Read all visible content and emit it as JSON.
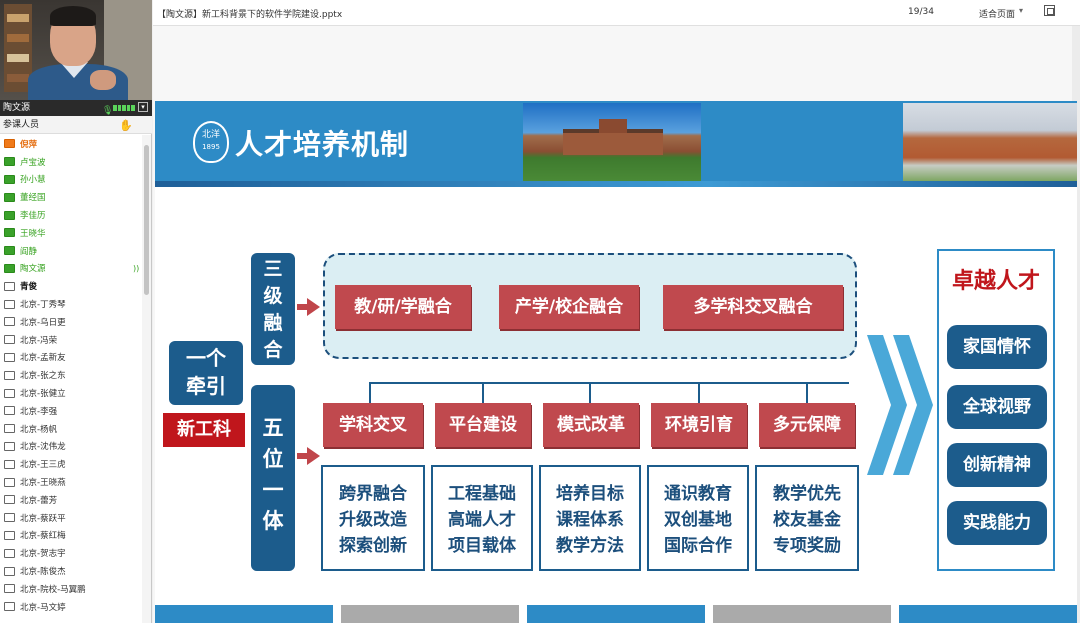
{
  "presenter": {
    "name": "陶文源"
  },
  "participants_header": "参课人员",
  "participants": [
    {
      "name": "倪萍",
      "style": "orange"
    },
    {
      "name": "卢宝波",
      "style": "green"
    },
    {
      "name": "孙小慧",
      "style": "green"
    },
    {
      "name": "董经国",
      "style": "green"
    },
    {
      "name": "李佳历",
      "style": "green"
    },
    {
      "name": "王晓华",
      "style": "green"
    },
    {
      "name": "阎静",
      "style": "green"
    },
    {
      "name": "陶文源",
      "style": "green"
    },
    {
      "name": "青俊",
      "style": "bold"
    },
    {
      "name": "北京-丁秀琴",
      "style": "normal"
    },
    {
      "name": "北京-乌日更",
      "style": "normal"
    },
    {
      "name": "北京-冯荣",
      "style": "normal"
    },
    {
      "name": "北京-孟新友",
      "style": "normal"
    },
    {
      "name": "北京-张之东",
      "style": "normal"
    },
    {
      "name": "北京-张健立",
      "style": "normal"
    },
    {
      "name": "北京-李强",
      "style": "normal"
    },
    {
      "name": "北京-杨帆",
      "style": "normal"
    },
    {
      "name": "北京-沈伟龙",
      "style": "normal"
    },
    {
      "name": "北京-王三虎",
      "style": "normal"
    },
    {
      "name": "北京-王晓燕",
      "style": "normal"
    },
    {
      "name": "北京-蕾芳",
      "style": "normal"
    },
    {
      "name": "北京-蔡跃平",
      "style": "normal"
    },
    {
      "name": "北京-蔡红梅",
      "style": "normal"
    },
    {
      "name": "北京-贺志宇",
      "style": "normal"
    },
    {
      "name": "北京-陈俊杰",
      "style": "normal"
    },
    {
      "name": "北京-院校-马翼鹏",
      "style": "normal"
    },
    {
      "name": "北京-马文婷",
      "style": "normal"
    }
  ],
  "viewer": {
    "doc_title": "【陶文源】新工科背景下的软件学院建设.pptx",
    "page_indicator": "19/34",
    "fit_label": "适合页面"
  },
  "slide": {
    "logo_text": "北洋",
    "logo_year": "1895",
    "title": "人才培养机制",
    "yige": "一个牵引",
    "xingk": "新工科",
    "san": "三级融合",
    "wu": "五位一体",
    "top_items": [
      "教/研/学融合",
      "产学/校企融合",
      "多学科交叉融合"
    ],
    "mid_items": [
      "学科交叉",
      "平台建设",
      "模式改革",
      "环境引育",
      "多元保障"
    ],
    "details": [
      [
        "跨界融合",
        "升级改造",
        "探索创新"
      ],
      [
        "工程基础",
        "高端人才",
        "项目载体"
      ],
      [
        "培养目标",
        "课程体系",
        "教学方法"
      ],
      [
        "通识教育",
        "双创基地",
        "国际合作"
      ],
      [
        "教学优先",
        "校友基金",
        "专项奖励"
      ]
    ],
    "outcome_title": "卓越人才",
    "outcomes": [
      "家国情怀",
      "全球视野",
      "创新精神",
      "实践能力"
    ]
  },
  "colors": {
    "slide_blue": "#2d8bc6",
    "navy": "#1c5c8c",
    "red_btn": "#c0494e",
    "accent_red": "#c0161c",
    "green_attendee": "#36a21f",
    "orange_attendee": "#e46a0a"
  }
}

* * * * * * * * *

**Stated exercise**: Copy out the entries verbatim and leave the images out.

**Answer for this exercise**:
Read all visible content and emit it as JSON.
{
  "presenter": {
    "name": "陶文源"
  },
  "participants_header": "参课人员",
  "participants": [
    {
      "name": "倪萍",
      "style": "orange"
    },
    {
      "name": "卢宝波",
      "style": "green"
    },
    {
      "name": "孙小慧",
      "style": "green"
    },
    {
      "name": "董经国",
      "style": "green"
    },
    {
      "name": "李佳历",
      "style": "green"
    },
    {
      "name": "王晓华",
      "style": "green"
    },
    {
      "name": "阎静",
      "style": "green"
    },
    {
      "name": "陶文源",
      "style": "green"
    },
    {
      "name": "青俊",
      "style": "bold"
    },
    {
      "name": "北京-丁秀琴",
      "style": "normal"
    },
    {
      "name": "北京-乌日更",
      "style": "normal"
    },
    {
      "name": "北京-冯荣",
      "style": "normal"
    },
    {
      "name": "北京-孟新友",
      "style": "normal"
    },
    {
      "name": "北京-张之东",
      "style": "normal"
    },
    {
      "name": "北京-张健立",
      "style": "normal"
    },
    {
      "name": "北京-李强",
      "style": "normal"
    },
    {
      "name": "北京-杨帆",
      "style": "normal"
    },
    {
      "name": "北京-沈伟龙",
      "style": "normal"
    },
    {
      "name": "北京-王三虎",
      "style": "normal"
    },
    {
      "name": "北京-王晓燕",
      "style": "normal"
    },
    {
      "name": "北京-蕾芳",
      "style": "normal"
    },
    {
      "name": "北京-蔡跃平",
      "style": "normal"
    },
    {
      "name": "北京-蔡红梅",
      "style": "normal"
    },
    {
      "name": "北京-贺志宇",
      "style": "normal"
    },
    {
      "name": "北京-陈俊杰",
      "style": "normal"
    },
    {
      "name": "北京-院校-马翼鹏",
      "style": "normal"
    },
    {
      "name": "北京-马文婷",
      "style": "normal"
    }
  ],
  "viewer": {
    "doc_title": "【陶文源】新工科背景下的软件学院建设.pptx",
    "page_indicator": "19/34",
    "fit_label": "适合页面"
  },
  "slide": {
    "logo_text": "北洋",
    "logo_year": "1895",
    "title": "人才培养机制",
    "yige": "一个牵引",
    "xingk": "新工科",
    "san": "三级融合",
    "wu": "五位一体",
    "top_items": [
      "教/研/学融合",
      "产学/校企融合",
      "多学科交叉融合"
    ],
    "mid_items": [
      "学科交叉",
      "平台建设",
      "模式改革",
      "环境引育",
      "多元保障"
    ],
    "details": [
      [
        "跨界融合",
        "升级改造",
        "探索创新"
      ],
      [
        "工程基础",
        "高端人才",
        "项目载体"
      ],
      [
        "培养目标",
        "课程体系",
        "教学方法"
      ],
      [
        "通识教育",
        "双创基地",
        "国际合作"
      ],
      [
        "教学优先",
        "校友基金",
        "专项奖励"
      ]
    ],
    "outcome_title": "卓越人才",
    "outcomes": [
      "家国情怀",
      "全球视野",
      "创新精神",
      "实践能力"
    ]
  },
  "colors": {
    "slide_blue": "#2d8bc6",
    "navy": "#1c5c8c",
    "red_btn": "#c0494e",
    "accent_red": "#c0161c",
    "green_attendee": "#36a21f",
    "orange_attendee": "#e46a0a"
  }
}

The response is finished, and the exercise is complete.